Exercise task ->
Return the lines where the word "content" occurs.

##### Data for the task #####

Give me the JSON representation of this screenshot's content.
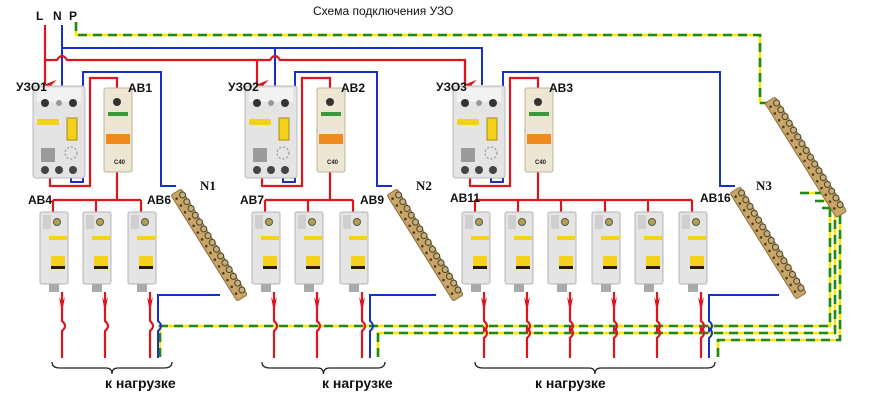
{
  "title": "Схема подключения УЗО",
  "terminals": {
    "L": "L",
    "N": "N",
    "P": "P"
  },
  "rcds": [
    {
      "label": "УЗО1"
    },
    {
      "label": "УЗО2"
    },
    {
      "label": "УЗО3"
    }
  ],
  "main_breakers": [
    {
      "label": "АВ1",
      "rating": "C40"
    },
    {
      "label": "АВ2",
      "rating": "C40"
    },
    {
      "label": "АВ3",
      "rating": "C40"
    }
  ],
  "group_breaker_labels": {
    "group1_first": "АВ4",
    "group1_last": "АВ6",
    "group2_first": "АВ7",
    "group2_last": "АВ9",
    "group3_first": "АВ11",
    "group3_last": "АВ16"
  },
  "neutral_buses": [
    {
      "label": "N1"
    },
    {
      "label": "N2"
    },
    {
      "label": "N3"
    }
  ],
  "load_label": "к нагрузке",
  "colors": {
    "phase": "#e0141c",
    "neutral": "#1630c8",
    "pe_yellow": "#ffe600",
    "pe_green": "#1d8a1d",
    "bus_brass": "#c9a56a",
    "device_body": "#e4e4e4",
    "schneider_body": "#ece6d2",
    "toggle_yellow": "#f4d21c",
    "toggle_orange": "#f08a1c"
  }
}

#####
##### Data for the task #####

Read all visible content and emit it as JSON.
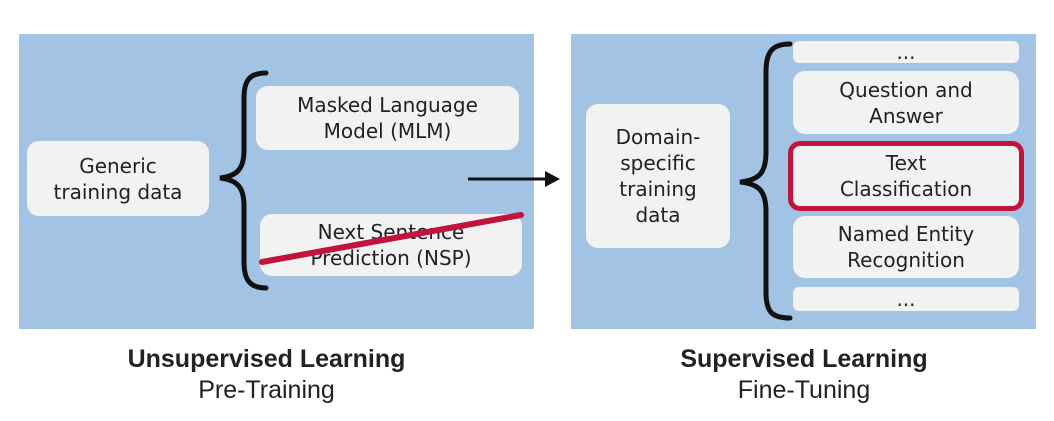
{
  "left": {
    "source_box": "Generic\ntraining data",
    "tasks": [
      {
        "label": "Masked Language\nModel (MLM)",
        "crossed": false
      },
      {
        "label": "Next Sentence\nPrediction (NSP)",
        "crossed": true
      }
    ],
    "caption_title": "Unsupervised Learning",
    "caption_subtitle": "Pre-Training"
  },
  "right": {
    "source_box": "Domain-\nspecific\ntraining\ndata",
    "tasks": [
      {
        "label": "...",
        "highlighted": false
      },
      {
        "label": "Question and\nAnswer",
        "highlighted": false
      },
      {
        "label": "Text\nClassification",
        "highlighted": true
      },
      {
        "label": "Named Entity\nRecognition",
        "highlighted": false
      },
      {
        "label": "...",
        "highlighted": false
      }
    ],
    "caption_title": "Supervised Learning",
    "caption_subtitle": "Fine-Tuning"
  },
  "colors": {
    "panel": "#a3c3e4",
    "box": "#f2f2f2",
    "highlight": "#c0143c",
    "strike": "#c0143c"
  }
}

#####

Response to the task ->
Give me the JSON representation of this screenshot's content.
Read all visible content and emit it as JSON.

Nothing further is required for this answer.